Write out all of the records precisely. Skip anything that is a picture.

== RAW RECORDS ==
— start —

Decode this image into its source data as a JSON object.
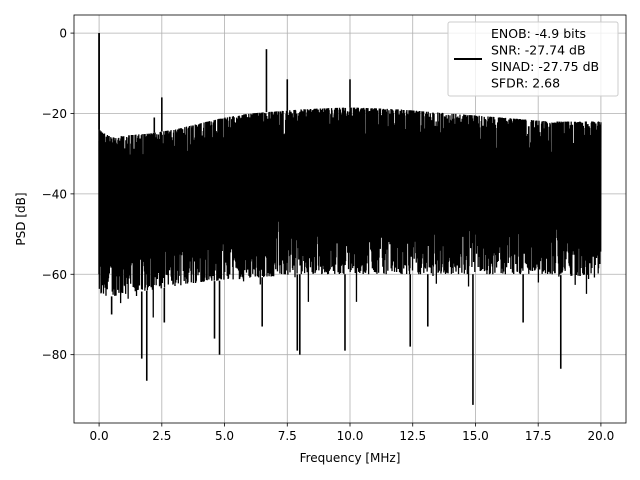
{
  "chart_data": {
    "type": "line",
    "title": "",
    "xlabel": "Frequency [MHz]",
    "ylabel": "PSD [dB]",
    "xlim": [
      -1.0,
      21.0
    ],
    "ylim": [
      -97.0,
      4.5
    ],
    "grid": true,
    "xticks": [
      0.0,
      2.5,
      5.0,
      7.5,
      10.0,
      12.5,
      15.0,
      17.5,
      20.0
    ],
    "xtick_labels": [
      "0.0",
      "2.5",
      "5.0",
      "7.5",
      "10.0",
      "12.5",
      "15.0",
      "17.5",
      "20.0"
    ],
    "yticks": [
      0,
      -20,
      -40,
      -60,
      -80
    ],
    "ytick_labels": [
      "0",
      "−20",
      "−40",
      "−60",
      "−80"
    ],
    "legend": {
      "placement": "top-right",
      "entries": [
        {
          "text": "ENOB: -4.9 bits\nSNR: -27.74 dB\nSINAD: -27.75 dB\nSFDR: 2.68"
        }
      ]
    },
    "series": [
      {
        "color": "#000000",
        "upper_envelope": [
          [
            0.0,
            -24
          ],
          [
            0.5,
            -26
          ],
          [
            1.0,
            -25.5
          ],
          [
            2.0,
            -25
          ],
          [
            3.0,
            -24
          ],
          [
            4.0,
            -22.5
          ],
          [
            5.0,
            -21
          ],
          [
            6.0,
            -20
          ],
          [
            7.0,
            -19.5
          ],
          [
            8.0,
            -19
          ],
          [
            9.0,
            -18.7
          ],
          [
            10.0,
            -18.5
          ],
          [
            11.0,
            -18.7
          ],
          [
            12.0,
            -19
          ],
          [
            13.0,
            -19.5
          ],
          [
            14.0,
            -20
          ],
          [
            15.0,
            -20.5
          ],
          [
            16.0,
            -21
          ],
          [
            17.0,
            -21.5
          ],
          [
            18.0,
            -22
          ],
          [
            19.0,
            -22
          ],
          [
            20.0,
            -22
          ]
        ],
        "lower_envelope": [
          [
            0.0,
            -66
          ],
          [
            2.0,
            -64
          ],
          [
            4.0,
            -62
          ],
          [
            6.0,
            -61
          ],
          [
            8.0,
            -60
          ],
          [
            10.0,
            -60
          ],
          [
            12.0,
            -60
          ],
          [
            14.0,
            -60
          ],
          [
            16.0,
            -60
          ],
          [
            18.0,
            -60
          ],
          [
            20.0,
            -61
          ]
        ],
        "spikes_up": [
          [
            0.0,
            0.0
          ],
          [
            2.5,
            -16
          ],
          [
            6.67,
            -4
          ],
          [
            7.5,
            -11.5
          ],
          [
            10.0,
            -11.5
          ],
          [
            2.2,
            -21
          ]
        ],
        "dips_down": [
          [
            0.5,
            -70
          ],
          [
            1.7,
            -81
          ],
          [
            1.9,
            -86.5
          ],
          [
            2.6,
            -72
          ],
          [
            4.6,
            -76
          ],
          [
            4.8,
            -80
          ],
          [
            6.5,
            -73
          ],
          [
            7.9,
            -79
          ],
          [
            8.0,
            -80
          ],
          [
            9.8,
            -79
          ],
          [
            12.4,
            -78
          ],
          [
            14.9,
            -92.5
          ],
          [
            18.4,
            -83.5
          ],
          [
            13.1,
            -73
          ],
          [
            16.9,
            -72
          ]
        ]
      }
    ]
  }
}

— end —

== COMPLETE RESPONSE ==
Decode this image into its source data as a JSON object.
{
  "chart_data": {
    "type": "line",
    "title": "",
    "xlabel": "Frequency [MHz]",
    "ylabel": "PSD [dB]",
    "xlim": [
      -1.0,
      21.0
    ],
    "ylim": [
      -97.0,
      4.5
    ],
    "grid": true,
    "xticks": [
      0.0,
      2.5,
      5.0,
      7.5,
      10.0,
      12.5,
      15.0,
      17.5,
      20.0
    ],
    "xtick_labels": [
      "0.0",
      "2.5",
      "5.0",
      "7.5",
      "10.0",
      "12.5",
      "15.0",
      "17.5",
      "20.0"
    ],
    "yticks": [
      0,
      -20,
      -40,
      -60,
      -80
    ],
    "ytick_labels": [
      "0",
      "−20",
      "−40",
      "−60",
      "−80"
    ],
    "legend": {
      "placement": "top-right",
      "entries": [
        {
          "text": "ENOB: -4.9 bits\nSNR: -27.74 dB\nSINAD: -27.75 dB\nSFDR: 2.68"
        }
      ]
    },
    "series": [
      {
        "color": "#000000",
        "upper_envelope": [
          [
            0.0,
            -24
          ],
          [
            0.5,
            -26
          ],
          [
            1.0,
            -25.5
          ],
          [
            2.0,
            -25
          ],
          [
            3.0,
            -24
          ],
          [
            4.0,
            -22.5
          ],
          [
            5.0,
            -21
          ],
          [
            6.0,
            -20
          ],
          [
            7.0,
            -19.5
          ],
          [
            8.0,
            -19
          ],
          [
            9.0,
            -18.7
          ],
          [
            10.0,
            -18.5
          ],
          [
            11.0,
            -18.7
          ],
          [
            12.0,
            -19
          ],
          [
            13.0,
            -19.5
          ],
          [
            14.0,
            -20
          ],
          [
            15.0,
            -20.5
          ],
          [
            16.0,
            -21
          ],
          [
            17.0,
            -21.5
          ],
          [
            18.0,
            -22
          ],
          [
            19.0,
            -22
          ],
          [
            20.0,
            -22
          ]
        ],
        "lower_envelope": [
          [
            0.0,
            -66
          ],
          [
            2.0,
            -64
          ],
          [
            4.0,
            -62
          ],
          [
            6.0,
            -61
          ],
          [
            8.0,
            -60
          ],
          [
            10.0,
            -60
          ],
          [
            12.0,
            -60
          ],
          [
            14.0,
            -60
          ],
          [
            16.0,
            -60
          ],
          [
            18.0,
            -60
          ],
          [
            20.0,
            -61
          ]
        ],
        "spikes_up": [
          [
            0.0,
            0.0
          ],
          [
            2.5,
            -16
          ],
          [
            6.67,
            -4
          ],
          [
            7.5,
            -11.5
          ],
          [
            10.0,
            -11.5
          ],
          [
            2.2,
            -21
          ]
        ],
        "dips_down": [
          [
            0.5,
            -70
          ],
          [
            1.7,
            -81
          ],
          [
            1.9,
            -86.5
          ],
          [
            2.6,
            -72
          ],
          [
            4.6,
            -76
          ],
          [
            4.8,
            -80
          ],
          [
            6.5,
            -73
          ],
          [
            7.9,
            -79
          ],
          [
            8.0,
            -80
          ],
          [
            9.8,
            -79
          ],
          [
            12.4,
            -78
          ],
          [
            14.9,
            -92.5
          ],
          [
            18.4,
            -83.5
          ],
          [
            13.1,
            -73
          ],
          [
            16.9,
            -72
          ]
        ]
      }
    ]
  }
}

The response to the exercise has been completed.